DOCUMENT:
##############################

We're in the process of commissioning our third train at our Yoakum processing complex. That complex, which was designed to process 900 million cubic foot a day, is testing during this commission at over a Bcf a day. And we've touched north of 125,000 barrels a day during our commissioning. Yoakum could easily be the single largest producer of NGLs in North America.
And our Texas and Louisiana intrastate natural gas systems, that not that many years ago transported 4 Bcf a day, are now approaching 7 Bcf a day. With the third train of Yoakum up and running, all of our fractionation trains will be running at capacity, even in an ethane rejection environment. And we still expect to need to move product to Louisiana for fractionation. As Mike said, our seventh and eighth fractionation trains are due to be online in the fourth quarter. What he didn't say is they will be full at startup.
Further out, we're making progress on our Seaway loop, our lateral to ECHO, and our pipeline to Beaumont/Port Arthur. That system will be completed by the first quarter, with our ECHO lateral online the fourth quarter this year. We have two tanks up and running at ECHO, with another expected to be available in February. We are constructing three more tanks that will have an additional 900,000 barrels of capacity, and be up and running in early 2014. And we are permitting additional tankage, and know exactly what we want to build.
Our Texas Express NGL Pipeline comes online in the third quarter of this year; Front Range, the fourth quarter of this year; our Rocky Mountain expansion, the first quarter of next year. These projects add over 450,000 barrels a day of capacity. ATEX is under construction, and will be online the second quarter of '14. The neat thing is all of these projects feed our Mont Belvieu fractionation and storage systems, and they are all backed by firm demand fees and volume guarantees.

##############################

TO DO:
A) According to the pipeline projects excerpt, when will ATEX be online?
B) Copy the part of the pipeline projects excerpt that begins at the words "Our Texas Express" and stops after "and volume guarantees.".
Answer from the pipeline projects excerpt alone.

PROVIDED DATA:
##############################

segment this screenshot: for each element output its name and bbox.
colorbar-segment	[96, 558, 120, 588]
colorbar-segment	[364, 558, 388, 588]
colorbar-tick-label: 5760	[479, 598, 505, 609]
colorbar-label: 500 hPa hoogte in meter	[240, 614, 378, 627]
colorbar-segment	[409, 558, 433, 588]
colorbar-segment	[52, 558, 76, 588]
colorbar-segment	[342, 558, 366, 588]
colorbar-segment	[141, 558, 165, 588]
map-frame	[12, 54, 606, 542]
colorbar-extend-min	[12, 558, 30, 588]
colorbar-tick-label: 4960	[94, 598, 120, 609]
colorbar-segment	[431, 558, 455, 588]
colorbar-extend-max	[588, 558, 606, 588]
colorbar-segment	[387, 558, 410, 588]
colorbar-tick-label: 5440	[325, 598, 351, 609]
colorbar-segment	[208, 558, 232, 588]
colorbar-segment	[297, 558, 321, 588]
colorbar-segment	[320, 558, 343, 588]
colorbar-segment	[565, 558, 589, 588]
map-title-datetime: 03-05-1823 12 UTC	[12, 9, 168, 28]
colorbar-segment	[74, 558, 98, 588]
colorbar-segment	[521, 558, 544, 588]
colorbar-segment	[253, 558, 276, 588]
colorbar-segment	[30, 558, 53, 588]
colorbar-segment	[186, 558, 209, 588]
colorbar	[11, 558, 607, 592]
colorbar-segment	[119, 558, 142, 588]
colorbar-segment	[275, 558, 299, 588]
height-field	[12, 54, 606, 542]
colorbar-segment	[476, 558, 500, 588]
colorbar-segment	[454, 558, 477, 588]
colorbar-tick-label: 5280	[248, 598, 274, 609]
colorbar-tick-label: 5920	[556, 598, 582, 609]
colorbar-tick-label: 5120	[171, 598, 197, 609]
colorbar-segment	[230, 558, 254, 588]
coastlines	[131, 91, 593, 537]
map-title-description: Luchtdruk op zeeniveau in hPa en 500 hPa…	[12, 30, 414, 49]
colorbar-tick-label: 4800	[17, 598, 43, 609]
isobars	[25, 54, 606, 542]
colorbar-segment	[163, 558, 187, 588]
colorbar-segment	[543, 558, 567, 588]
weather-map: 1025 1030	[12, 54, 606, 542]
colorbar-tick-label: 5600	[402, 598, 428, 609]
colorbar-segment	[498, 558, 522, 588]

##############################

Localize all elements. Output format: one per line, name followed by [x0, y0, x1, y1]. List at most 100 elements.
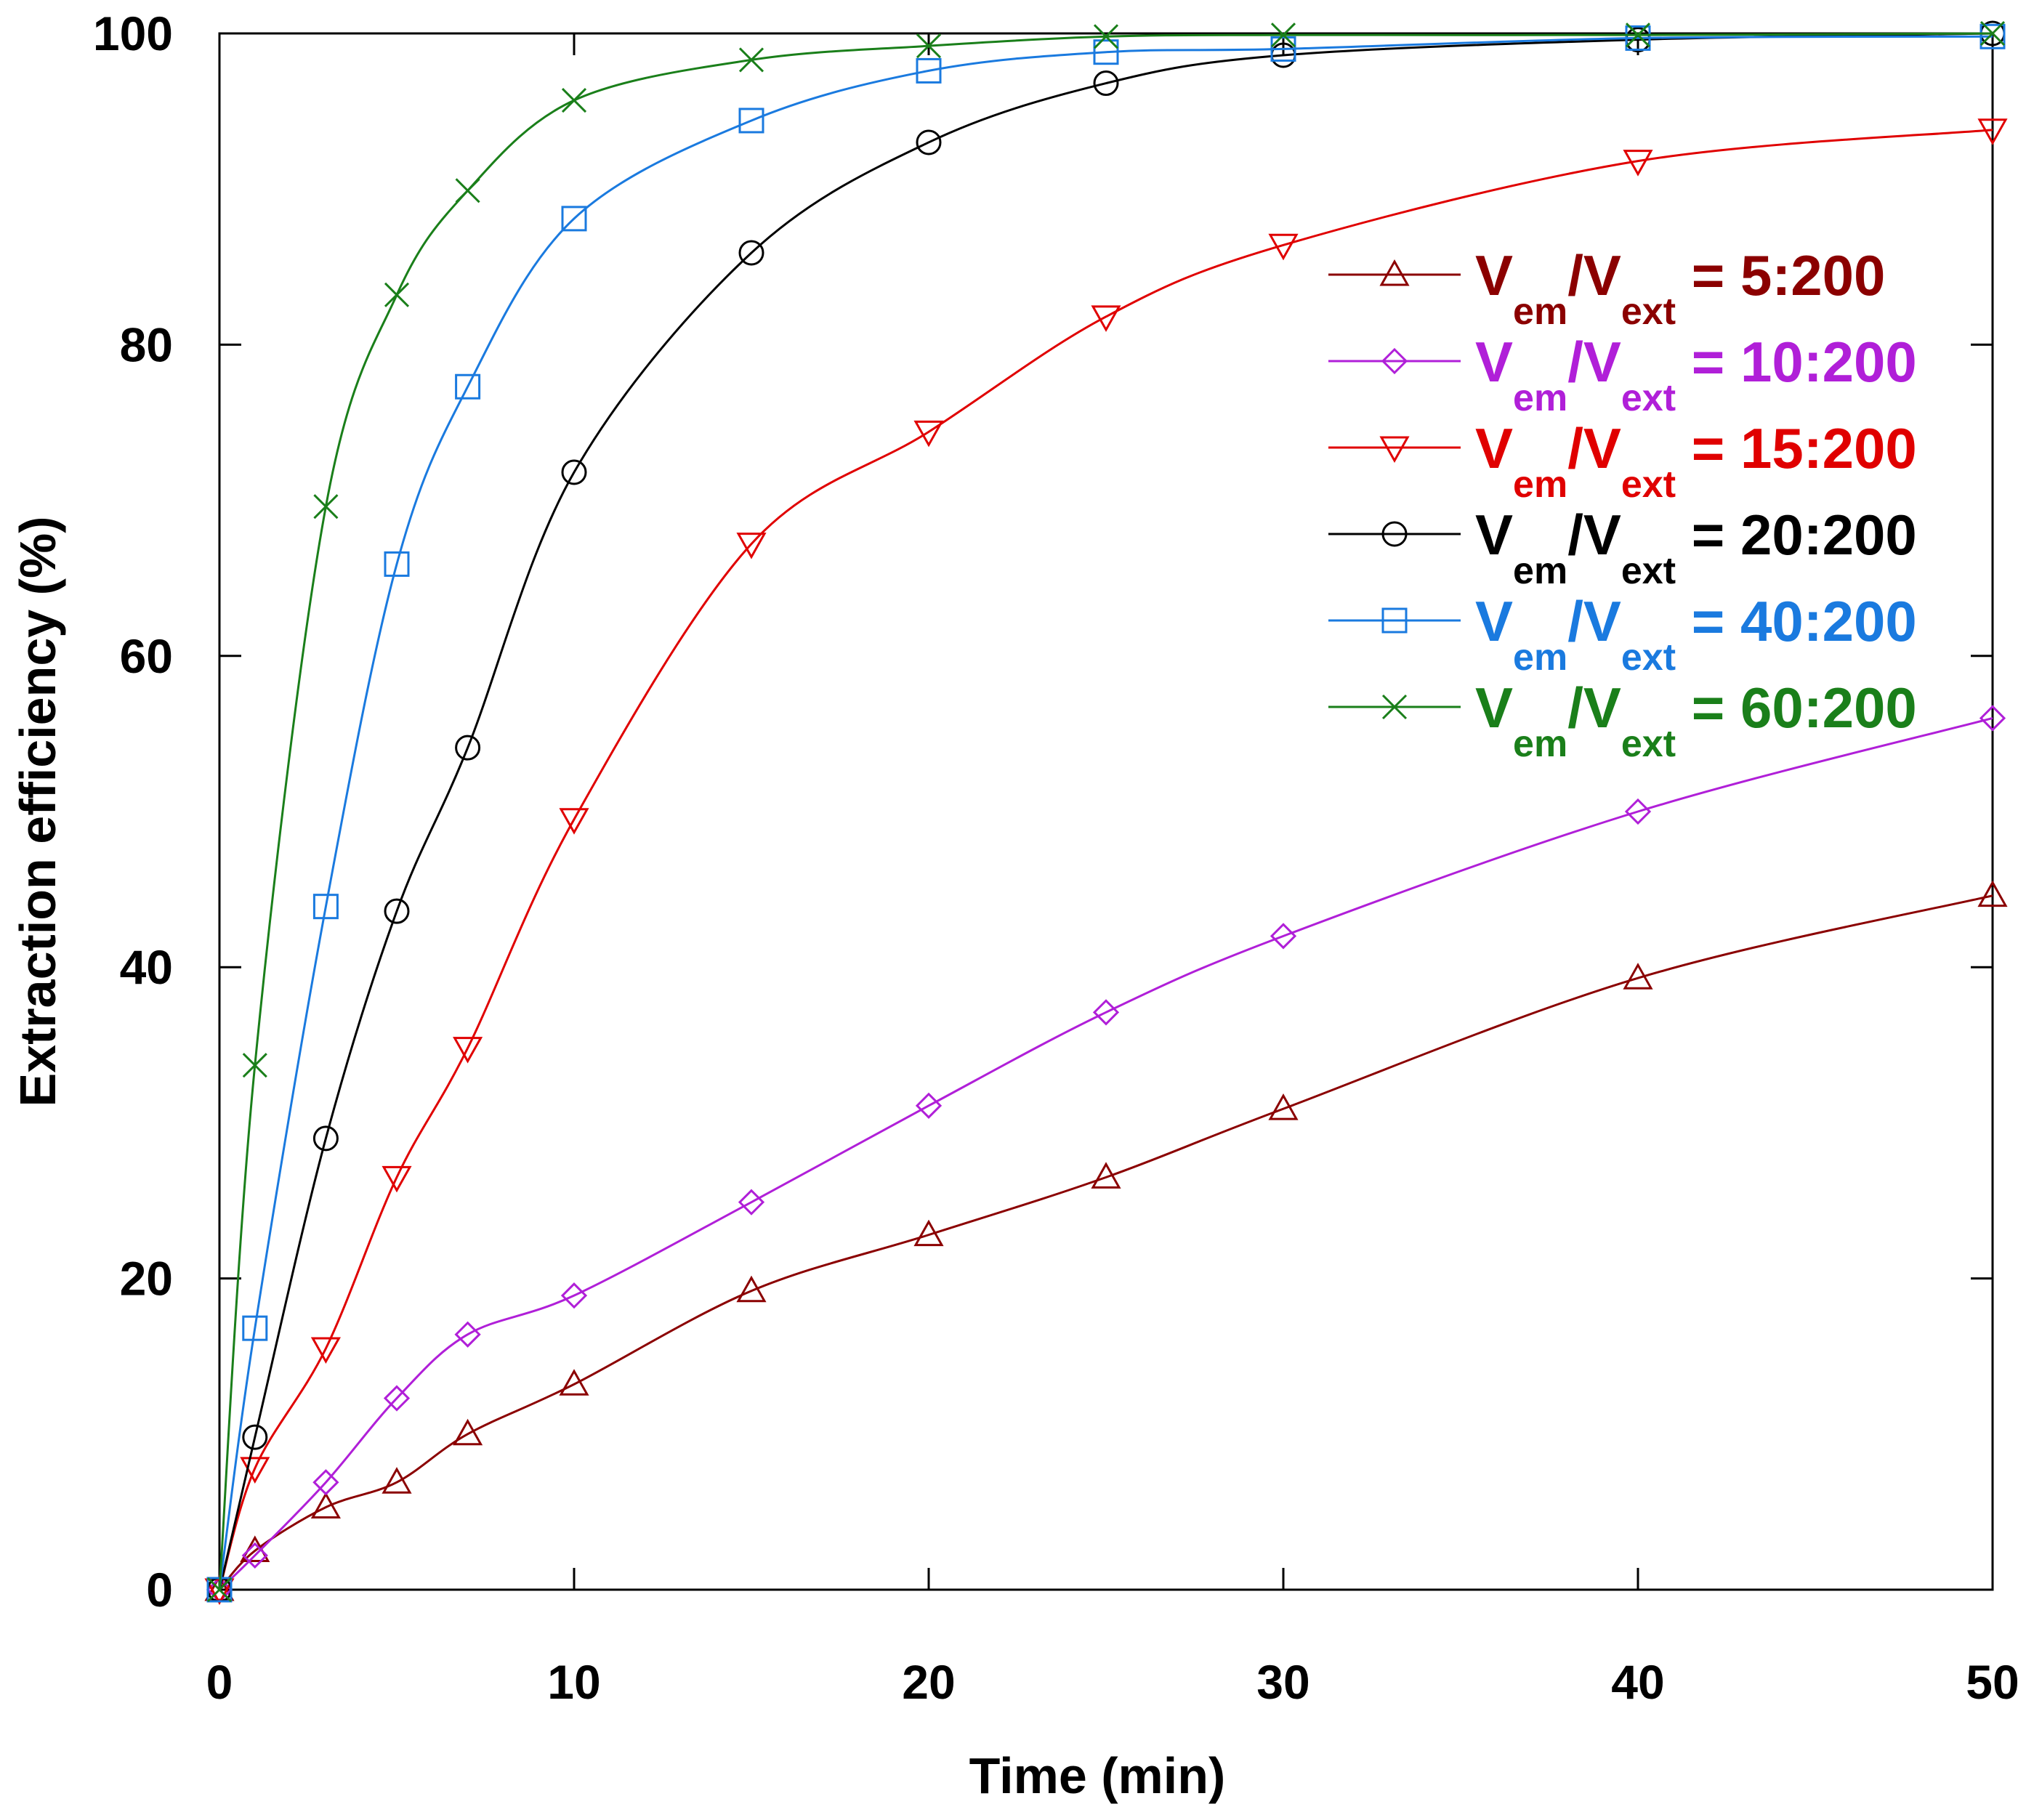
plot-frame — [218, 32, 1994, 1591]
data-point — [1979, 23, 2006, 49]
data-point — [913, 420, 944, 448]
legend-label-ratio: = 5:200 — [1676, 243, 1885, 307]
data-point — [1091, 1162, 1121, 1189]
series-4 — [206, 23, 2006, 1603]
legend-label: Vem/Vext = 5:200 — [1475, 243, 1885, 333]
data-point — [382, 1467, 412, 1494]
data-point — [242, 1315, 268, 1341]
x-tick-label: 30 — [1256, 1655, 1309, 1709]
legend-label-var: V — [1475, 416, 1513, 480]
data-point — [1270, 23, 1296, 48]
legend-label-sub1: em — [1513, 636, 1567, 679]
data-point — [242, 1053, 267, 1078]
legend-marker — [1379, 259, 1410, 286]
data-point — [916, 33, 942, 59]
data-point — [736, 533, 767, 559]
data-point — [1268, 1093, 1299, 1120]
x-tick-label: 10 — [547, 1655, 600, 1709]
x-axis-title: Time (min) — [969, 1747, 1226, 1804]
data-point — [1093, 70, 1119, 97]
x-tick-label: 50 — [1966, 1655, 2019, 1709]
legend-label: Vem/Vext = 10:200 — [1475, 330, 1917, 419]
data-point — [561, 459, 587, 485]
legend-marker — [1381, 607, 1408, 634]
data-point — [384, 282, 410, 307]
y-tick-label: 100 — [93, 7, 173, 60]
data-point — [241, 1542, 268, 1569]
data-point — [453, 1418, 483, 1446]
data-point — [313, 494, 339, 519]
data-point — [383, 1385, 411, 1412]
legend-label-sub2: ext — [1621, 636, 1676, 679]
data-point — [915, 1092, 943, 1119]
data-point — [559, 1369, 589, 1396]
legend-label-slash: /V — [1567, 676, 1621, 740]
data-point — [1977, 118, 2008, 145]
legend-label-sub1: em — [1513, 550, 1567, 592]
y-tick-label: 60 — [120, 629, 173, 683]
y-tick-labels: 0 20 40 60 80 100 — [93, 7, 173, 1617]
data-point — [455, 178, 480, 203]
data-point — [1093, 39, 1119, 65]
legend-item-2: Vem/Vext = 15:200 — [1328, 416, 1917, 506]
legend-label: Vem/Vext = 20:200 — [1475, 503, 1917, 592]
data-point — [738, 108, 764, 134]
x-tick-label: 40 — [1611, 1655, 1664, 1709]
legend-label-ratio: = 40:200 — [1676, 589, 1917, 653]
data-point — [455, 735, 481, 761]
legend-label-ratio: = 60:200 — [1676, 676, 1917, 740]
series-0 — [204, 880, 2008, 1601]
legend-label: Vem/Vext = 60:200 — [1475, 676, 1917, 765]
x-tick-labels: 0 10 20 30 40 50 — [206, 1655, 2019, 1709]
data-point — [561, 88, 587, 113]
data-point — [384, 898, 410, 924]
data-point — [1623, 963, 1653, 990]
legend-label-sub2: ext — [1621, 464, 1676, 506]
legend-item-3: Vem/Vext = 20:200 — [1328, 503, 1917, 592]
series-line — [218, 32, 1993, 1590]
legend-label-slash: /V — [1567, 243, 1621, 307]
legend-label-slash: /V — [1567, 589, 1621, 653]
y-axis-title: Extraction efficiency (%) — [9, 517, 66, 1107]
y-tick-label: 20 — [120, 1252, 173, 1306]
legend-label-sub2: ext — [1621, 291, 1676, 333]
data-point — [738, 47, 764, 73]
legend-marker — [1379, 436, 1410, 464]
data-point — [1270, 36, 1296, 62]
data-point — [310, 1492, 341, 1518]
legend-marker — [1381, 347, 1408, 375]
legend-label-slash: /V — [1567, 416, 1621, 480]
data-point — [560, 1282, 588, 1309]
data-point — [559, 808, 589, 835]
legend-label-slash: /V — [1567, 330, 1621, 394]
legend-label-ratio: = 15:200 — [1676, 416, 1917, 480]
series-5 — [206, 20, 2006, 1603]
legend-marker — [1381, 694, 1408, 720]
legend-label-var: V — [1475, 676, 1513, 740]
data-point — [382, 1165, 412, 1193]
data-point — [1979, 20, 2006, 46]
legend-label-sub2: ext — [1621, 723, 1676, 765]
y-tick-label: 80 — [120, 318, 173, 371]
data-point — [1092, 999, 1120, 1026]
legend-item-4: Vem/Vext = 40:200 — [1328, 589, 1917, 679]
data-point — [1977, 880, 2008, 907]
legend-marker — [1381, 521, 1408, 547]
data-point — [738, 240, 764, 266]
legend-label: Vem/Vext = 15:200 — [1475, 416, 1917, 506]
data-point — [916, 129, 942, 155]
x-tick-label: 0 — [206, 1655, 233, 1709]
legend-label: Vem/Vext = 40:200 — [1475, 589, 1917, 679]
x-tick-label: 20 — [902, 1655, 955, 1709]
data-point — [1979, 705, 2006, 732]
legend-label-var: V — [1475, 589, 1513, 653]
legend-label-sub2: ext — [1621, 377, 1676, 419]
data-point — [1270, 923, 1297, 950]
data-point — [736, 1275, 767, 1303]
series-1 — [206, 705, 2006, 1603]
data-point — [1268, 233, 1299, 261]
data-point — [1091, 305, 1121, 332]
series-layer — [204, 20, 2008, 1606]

##############################

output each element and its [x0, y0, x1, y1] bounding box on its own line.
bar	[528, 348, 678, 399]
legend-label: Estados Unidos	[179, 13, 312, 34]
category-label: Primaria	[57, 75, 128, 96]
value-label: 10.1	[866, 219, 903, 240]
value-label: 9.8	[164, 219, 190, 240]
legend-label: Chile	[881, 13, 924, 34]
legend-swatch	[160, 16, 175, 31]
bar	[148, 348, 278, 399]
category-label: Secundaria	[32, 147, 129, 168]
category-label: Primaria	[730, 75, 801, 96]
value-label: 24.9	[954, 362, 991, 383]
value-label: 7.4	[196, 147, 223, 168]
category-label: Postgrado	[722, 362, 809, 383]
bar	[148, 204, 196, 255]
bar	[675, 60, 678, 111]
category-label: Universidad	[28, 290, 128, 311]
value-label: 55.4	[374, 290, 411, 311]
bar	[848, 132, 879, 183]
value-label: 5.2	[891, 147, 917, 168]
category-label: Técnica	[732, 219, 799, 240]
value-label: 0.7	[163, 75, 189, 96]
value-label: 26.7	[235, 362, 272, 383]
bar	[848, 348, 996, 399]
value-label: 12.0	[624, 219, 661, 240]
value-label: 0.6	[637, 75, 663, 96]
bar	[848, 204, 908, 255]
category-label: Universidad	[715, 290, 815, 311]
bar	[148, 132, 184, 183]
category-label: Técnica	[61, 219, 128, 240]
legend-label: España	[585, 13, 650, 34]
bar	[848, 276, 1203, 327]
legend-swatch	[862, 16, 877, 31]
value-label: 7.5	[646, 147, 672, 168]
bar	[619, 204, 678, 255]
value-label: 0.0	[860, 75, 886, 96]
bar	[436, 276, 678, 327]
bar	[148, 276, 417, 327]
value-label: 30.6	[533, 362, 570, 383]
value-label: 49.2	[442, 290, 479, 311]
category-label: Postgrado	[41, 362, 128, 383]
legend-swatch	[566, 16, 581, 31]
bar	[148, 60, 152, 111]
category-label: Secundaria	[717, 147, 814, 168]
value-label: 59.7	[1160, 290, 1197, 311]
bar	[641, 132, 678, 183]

##############################

TASK-BY-TASK OUTPUTS:
A) ATEX will be online in the second quarter of '14.

B)
Our Texas Express NGL Pipeline comes online in the third quarter of this year; Front Range, the fourth quarter of this year; our Rocky Mountain expansion, the first quarter of next year. These projects add over 450,000 barrels a day of capacity. ATEX is under construction, and will be online the second quarter of '14. The neat thing is all of these projects feed our Mont Belvieu fractionation and storage systems, and they are all backed by firm demand fees and volume guarantees.